>> start INFORMATION GIVEN

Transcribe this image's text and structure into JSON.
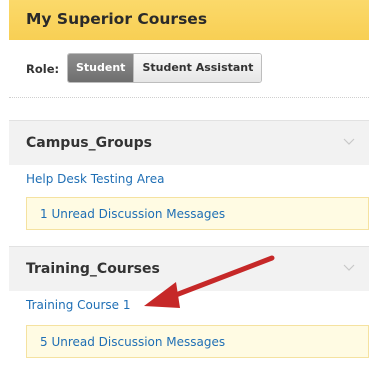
{
  "panel": {
    "title": "My Superior Courses"
  },
  "role": {
    "label": "Role:",
    "options": [
      "Student",
      "Student Assistant"
    ],
    "selected": "Student"
  },
  "groups": [
    {
      "title": "Campus_Groups",
      "courses": [
        {
          "name": "Help Desk Testing Area",
          "unread": "1 Unread Discussion Messages"
        }
      ]
    },
    {
      "title": "Training_Courses",
      "courses": [
        {
          "name": "Training Course 1",
          "unread": "5 Unread Discussion Messages"
        }
      ]
    }
  ],
  "colors": {
    "header": "#f8cf54",
    "link": "#1f6fb5",
    "arrow": "#c62828"
  },
  "icons": {
    "expand": "chevron-down-icon",
    "annotation": "red-arrow-icon"
  }
}
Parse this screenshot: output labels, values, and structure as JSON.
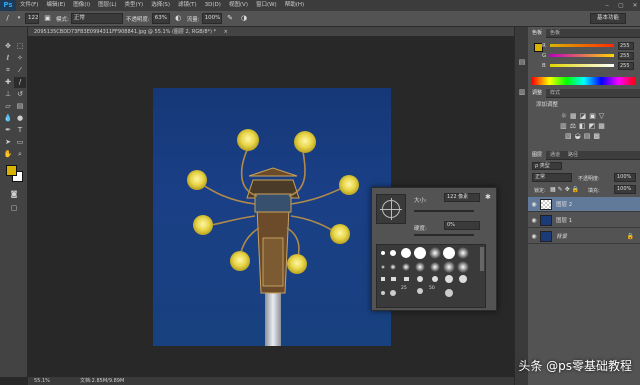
{
  "menubar": {
    "logo": "Ps",
    "items": [
      "文件(F)",
      "编辑(E)",
      "图像(I)",
      "图层(L)",
      "类型(Y)",
      "选择(S)",
      "滤镜(T)",
      "3D(D)",
      "视图(V)",
      "窗口(W)",
      "帮助(H)"
    ],
    "controls": [
      "‒",
      "▢",
      "✕"
    ]
  },
  "options": {
    "brush_size": "122",
    "mode_label": "模式:",
    "mode_value": "正常",
    "opacity_label": "不透明度:",
    "opacity_value": "63%",
    "flow_label": "流量:",
    "flow_value": "100%",
    "workspace": "基本功能"
  },
  "document": {
    "tab_title": "2095135CBDD73FB3E0994311FF908841.jpg @ 55.1% (图层 2, RGB/8*) *",
    "tab_close": "×"
  },
  "status": {
    "zoom": "55.1%",
    "doc_info": "文档:2.85M/9.89M"
  },
  "brush_picker": {
    "size_label": "大小:",
    "size_value": "122 像素",
    "hardness_label": "硬度:",
    "hardness_value": "0%",
    "preset_numbers": [
      "25",
      "50"
    ]
  },
  "color_panel": {
    "tabs": [
      "色板",
      "色板"
    ],
    "r_label": "R",
    "r_value": "255",
    "g_label": "G",
    "g_value": "255",
    "b_label": "B",
    "b_value": "255",
    "foreground": "#d9b300"
  },
  "adjust_panel": {
    "tabs": [
      "调整",
      "样式"
    ],
    "title": "添加调整"
  },
  "layers_panel": {
    "tabs": [
      "图层",
      "通道",
      "路径"
    ],
    "kind_label": "ρ 类型",
    "blend_mode": "正常",
    "opacity_label": "不透明度:",
    "opacity_value": "100%",
    "lock_label": "锁定:",
    "fill_label": "填充:",
    "fill_value": "100%",
    "layers": [
      {
        "name": "图层 2",
        "selected": true
      },
      {
        "name": "图层 1",
        "selected": false
      },
      {
        "name": "背景",
        "selected": false
      }
    ]
  },
  "watermark": "头条 @ps零基础教程"
}
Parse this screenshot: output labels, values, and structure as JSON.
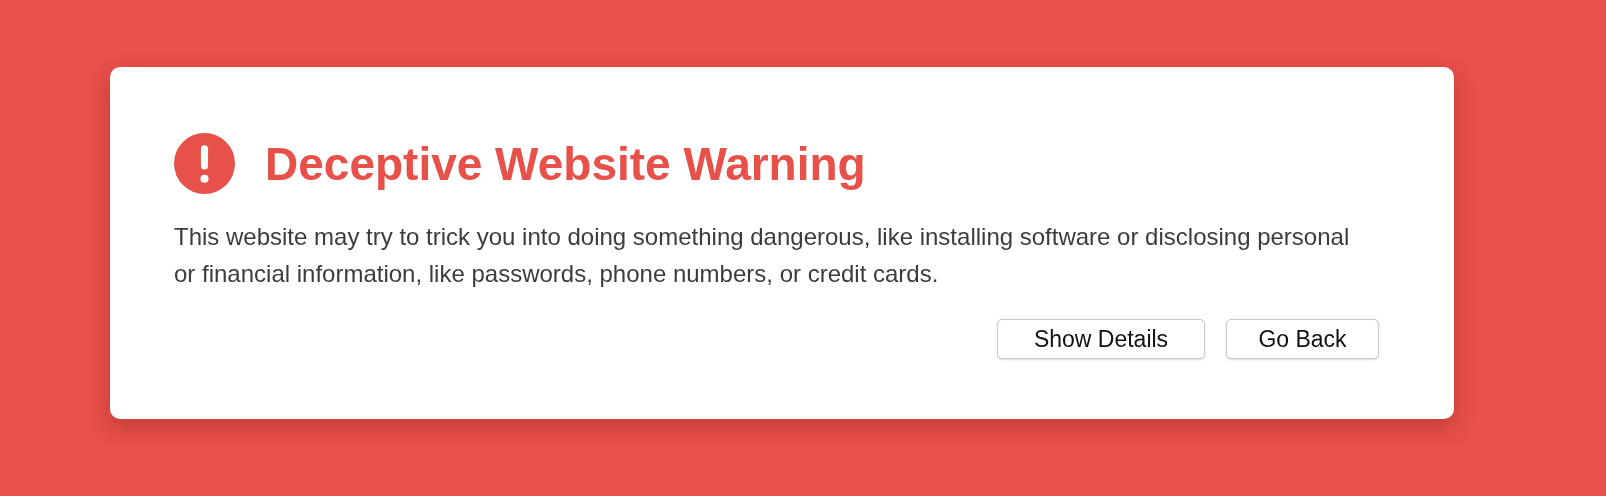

>> end INFORMATION GIVEN

◆ PROBLEM STATEMENT
Copy each line of the data above that holds "Student".

◆ RESPONSE FOR THIS EXERCISE
      "Student",
      "Student Assistant"
    "selected": "Student"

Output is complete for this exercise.